Exercise goal - Copy nothing but the text: repeat each entry exactly and drop the images.

Records for this exercise -
----

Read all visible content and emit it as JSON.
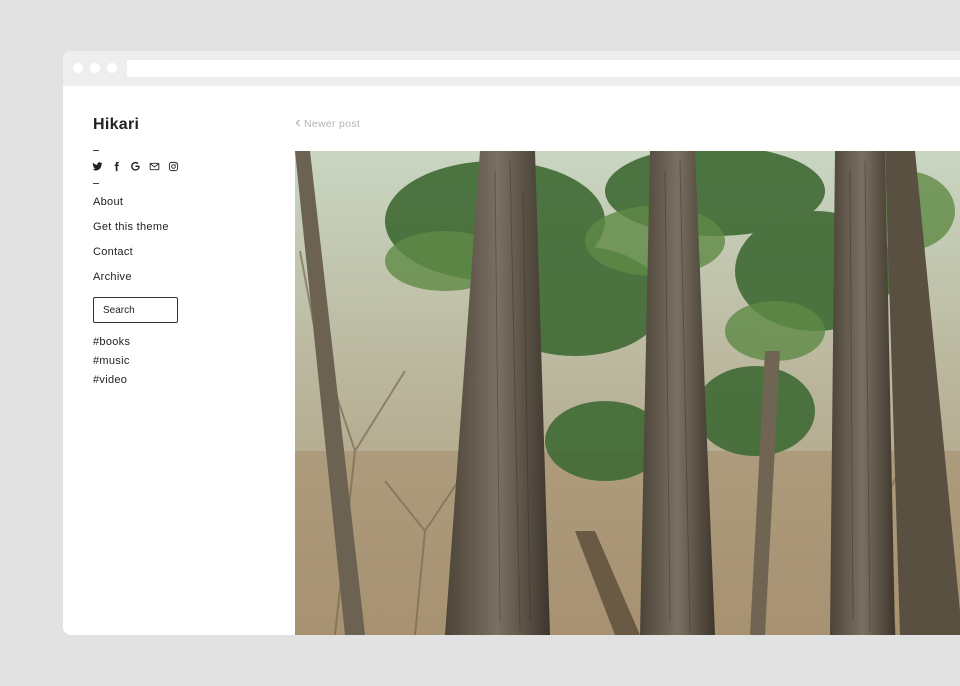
{
  "site": {
    "title": "Hikari"
  },
  "social_icons": [
    "twitter-icon",
    "facebook-icon",
    "google-icon",
    "mail-icon",
    "instagram-icon"
  ],
  "nav": {
    "items": [
      "About",
      "Get this theme",
      "Contact",
      "Archive"
    ]
  },
  "search": {
    "placeholder": "Search"
  },
  "tags": [
    "#books",
    "#music",
    "#video"
  ],
  "post": {
    "newer_label": "Newer post",
    "image_subject": "forest-trees-photo"
  },
  "colors": {
    "page_bg": "#e2e2e2",
    "window_bg": "#ffffff",
    "titlebar": "#eeeeee",
    "muted_link": "#b5b5b5",
    "text": "#222222"
  }
}
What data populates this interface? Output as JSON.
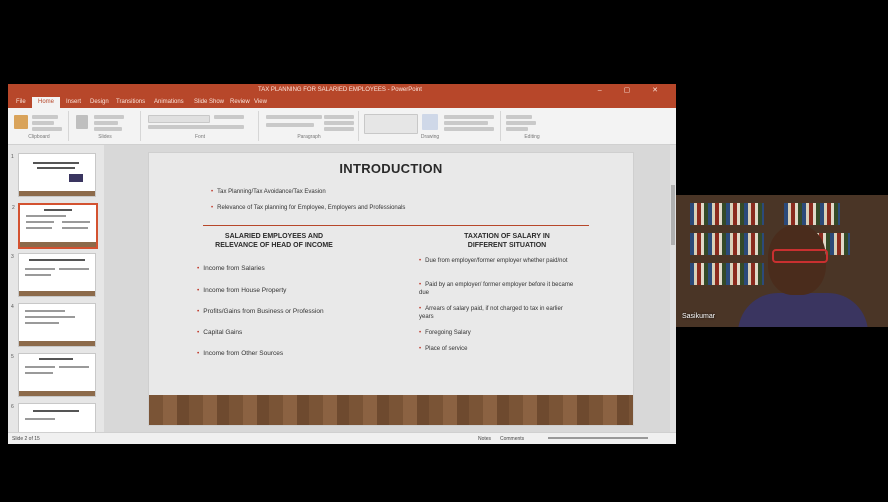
{
  "window": {
    "title": "TAX PLANNING FOR SALARIED EMPLOYEES - PowerPoint"
  },
  "ribbon": {
    "tabs": [
      "File",
      "Home",
      "Insert",
      "Design",
      "Transitions",
      "Animations",
      "Slide Show",
      "Review",
      "View"
    ],
    "groups": [
      "Clipboard",
      "Slides",
      "Font",
      "Paragraph",
      "Drawing",
      "Editing"
    ]
  },
  "slide": {
    "title": "INTRODUCTION",
    "top_bullets": [
      "Tax Planning/Tax Avoidance/Tax Evasion",
      "Relevance of Tax planning for Employee, Employers and Professionals"
    ],
    "left_heading_line1": "SALARIED EMPLOYEES AND",
    "left_heading_line2": "RELEVANCE OF HEAD OF INCOME",
    "left_bullets": [
      "Income from Salaries",
      "Income from House Property",
      "Profits/Gains from Business or Profession",
      "Capital Gains",
      "Income from Other Sources"
    ],
    "right_heading_line1": "TAXATION OF SALARY IN",
    "right_heading_line2": "DIFFERENT SITUATION",
    "right_bullets": [
      "Due from employer/former employer whether paid/not",
      "Paid by an employer/ former employer before it became due",
      "Arrears of salary paid, if not charged to tax in earlier years",
      "Foregoing Salary",
      "Place of service"
    ]
  },
  "status": {
    "slide_info": "Slide 2 of 15",
    "notes": "Notes",
    "comments": "Comments"
  },
  "video": {
    "participant": "Sasikumar"
  },
  "colors": {
    "accent": "#b7472a",
    "bullet": "#c0392b"
  }
}
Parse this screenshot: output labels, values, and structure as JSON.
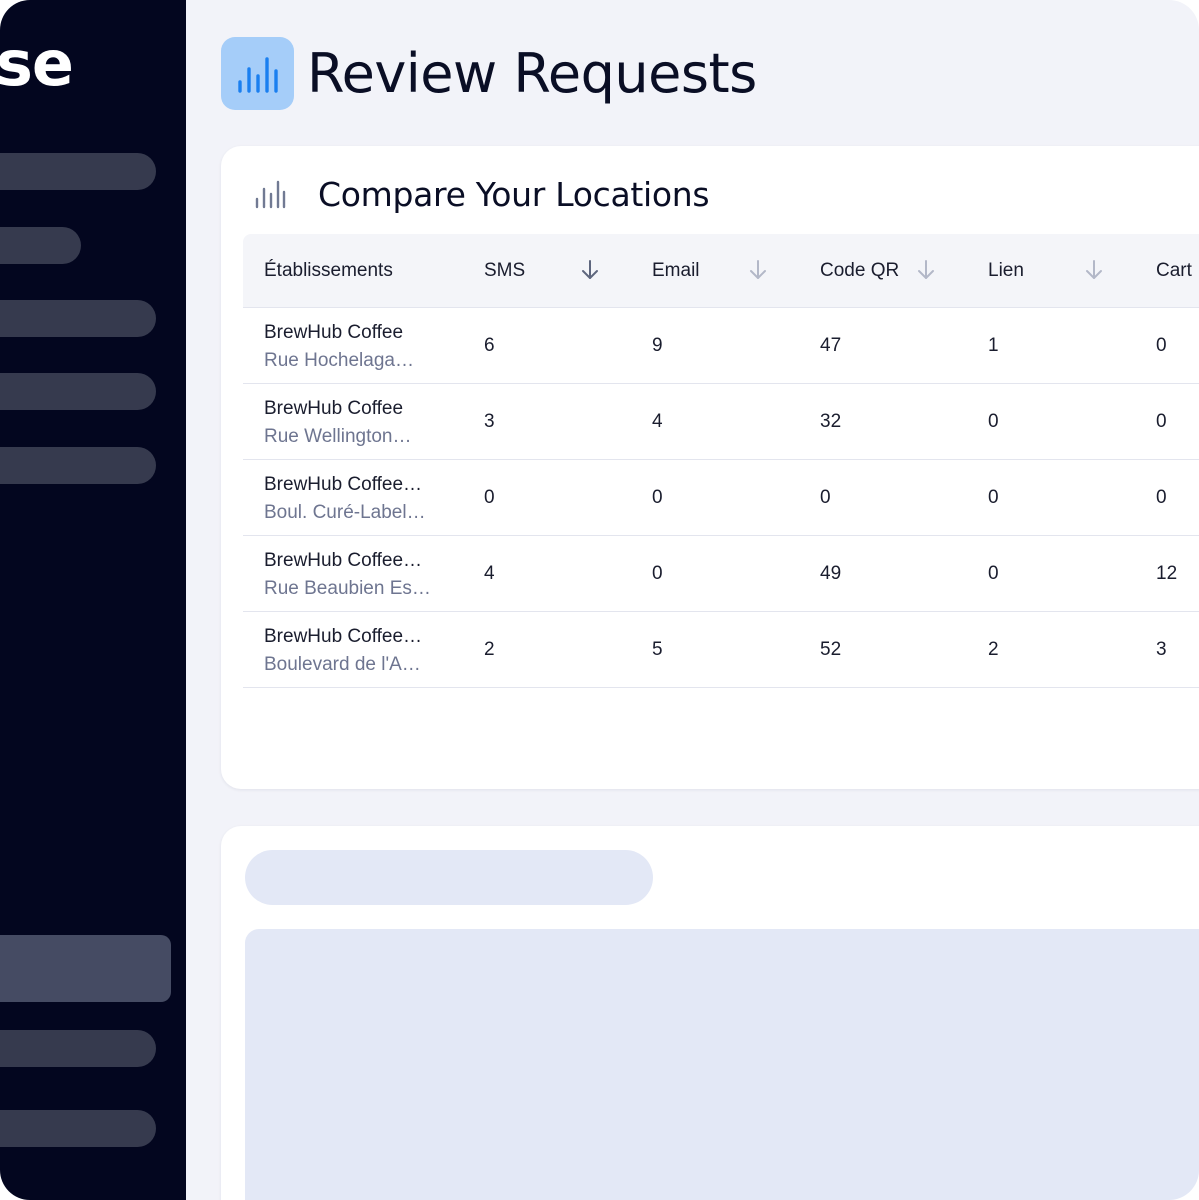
{
  "app": {
    "logo_fragment": "se",
    "page_title": "Review Requests"
  },
  "colors": {
    "sidebar_bg": "#03061f",
    "accent": "#1a7ff0",
    "accent_bg": "#a5cdf9",
    "skeleton": "#e3e8f6"
  },
  "icons": {
    "header": "bar-chart-icon",
    "card": "bar-chart-icon",
    "sort": "arrow-down-icon"
  },
  "compare": {
    "title": "Compare Your Locations",
    "columns": [
      "Établissements",
      "SMS",
      "Email",
      "Code QR",
      "Lien",
      "Cart"
    ],
    "rows": [
      {
        "name": "BrewHub Coffee",
        "address": "Rue Hochelaga…",
        "values": [
          "6",
          "9",
          "47",
          "1",
          "0"
        ]
      },
      {
        "name": "BrewHub Coffee",
        "address": "Rue Wellington…",
        "values": [
          "3",
          "4",
          "32",
          "0",
          "0"
        ]
      },
      {
        "name": "BrewHub Coffee…",
        "address": "Boul. Curé-Label…",
        "values": [
          "0",
          "0",
          "0",
          "0",
          "0"
        ]
      },
      {
        "name": "BrewHub Coffee…",
        "address": "Rue Beaubien Es…",
        "values": [
          "4",
          "0",
          "49",
          "0",
          "12"
        ]
      },
      {
        "name": "BrewHub Coffee…",
        "address": "Boulevard de l'A…",
        "values": [
          "2",
          "5",
          "52",
          "2",
          "3"
        ]
      }
    ]
  }
}
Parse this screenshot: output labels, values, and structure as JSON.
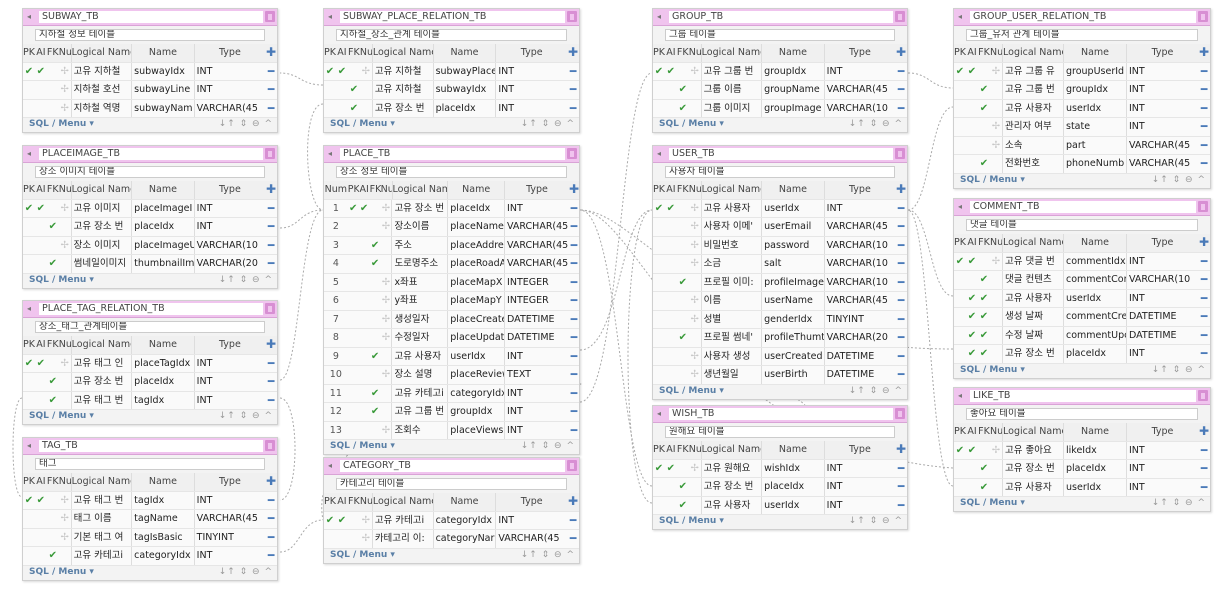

----

Problem solution -
Read all visible content and emit it as JSON.
{
  "site": {
    "title": "Hikari"
  },
  "social_icons": [
    "twitter-icon",
    "facebook-icon",
    "google-icon",
    "mail-icon",
    "instagram-icon"
  ],
  "nav": {
    "items": [
      "About",
      "Get this theme",
      "Contact",
      "Archive"
    ]
  },
  "search": {
    "placeholder": "Search"
  },
  "tags": [
    "#books",
    "#music",
    "#video"
  ],
  "post": {
    "newer_label": "Newer post",
    "image_subject": "forest-trees-photo"
  },
  "colors": {
    "page_bg": "#e2e2e2",
    "window_bg": "#ffffff",
    "titlebar": "#eeeeee",
    "muted_link": "#b5b5b5",
    "text": "#222222"
  }
}
What data populates this interface? Output as JSON.
{
  "window": {
    "title": "TAX PLANNING FOR SALARIED EMPLOYEES - PowerPoint"
  },
  "ribbon": {
    "tabs": [
      "File",
      "Home",
      "Insert",
      "Design",
      "Transitions",
      "Animations",
      "Slide Show",
      "Review",
      "View"
    ],
    "groups": [
      "Clipboard",
      "Slides",
      "Font",
      "Paragraph",
      "Drawing",
      "Editing"
    ]
  },
  "slide": {
    "title": "INTRODUCTION",
    "top_bullets": [
      "Tax Planning/Tax Avoidance/Tax Evasion",
      "Relevance of Tax planning for Employee, Employers and Professionals"
    ],
    "left_heading_line1": "SALARIED EMPLOYEES AND",
    "left_heading_line2": "RELEVANCE OF HEAD OF INCOME",
    "left_bullets": [
      "Income from Salaries",
      "Income from House Property",
      "Profits/Gains from Business or Profession",
      "Capital Gains",
      "Income from Other Sources"
    ],
    "right_heading_line1": "TAXATION OF SALARY IN",
    "right_heading_line2": "DIFFERENT SITUATION",
    "right_bullets": [
      "Due from employer/former employer whether paid/not",
      "Paid by an employer/ former employer before it became due",
      "Arrears of salary paid, if not charged to tax in earlier years",
      "Foregoing Salary",
      "Place of service"
    ]
  },
  "status": {
    "slide_info": "Slide 2 of 15",
    "notes": "Notes",
    "comments": "Comments"
  },
  "video": {
    "participant": "Sasikumar"
  },
  "colors": {
    "accent": "#b7472a",
    "bullet": "#c0392b"
  }
}
Parse this screenshot: output labels, values, and structure as JSON.
{
  "app": {
    "logo_fragment": "se",
    "page_title": "Review Requests"
  },
  "colors": {
    "sidebar_bg": "#03061f",
    "accent": "#1a7ff0",
    "accent_bg": "#a5cdf9",
    "skeleton": "#e3e8f6"
  },
  "icons": {
    "header": "bar-chart-icon",
    "card": "bar-chart-icon",
    "sort": "arrow-down-icon"
  },
  "compare": {
    "title": "Compare Your Locations",
    "columns": [
      "Établissements",
      "SMS",
      "Email",
      "Code QR",
      "Lien",
      "Cart"
    ],
    "rows": [
      {
        "name": "BrewHub Coffee",
        "address": "Rue Hochelaga…",
        "values": [
          "6",
          "9",
          "47",
          "1",
          "0"
        ]
      },
      {
        "name": "BrewHub Coffee",
        "address": "Rue Wellington…",
        "values": [
          "3",
          "4",
          "32",
          "0",
          "0"
        ]
      },
      {
        "name": "BrewHub Coffee…",
        "address": "Boul. Curé-Label…",
        "values": [
          "0",
          "0",
          "0",
          "0",
          "0"
        ]
      },
      {
        "name": "BrewHub Coffee…",
        "address": "Rue Beaubien Es…",
        "values": [
          "4",
          "0",
          "49",
          "0",
          "12"
        ]
      },
      {
        "name": "BrewHub Coffee…",
        "address": "Boulevard de l'A…",
        "values": [
          "2",
          "5",
          "52",
          "2",
          "3"
        ]
      }
    ]
  }
}
Parse this screenshot: output labels, values, and structure as JSON.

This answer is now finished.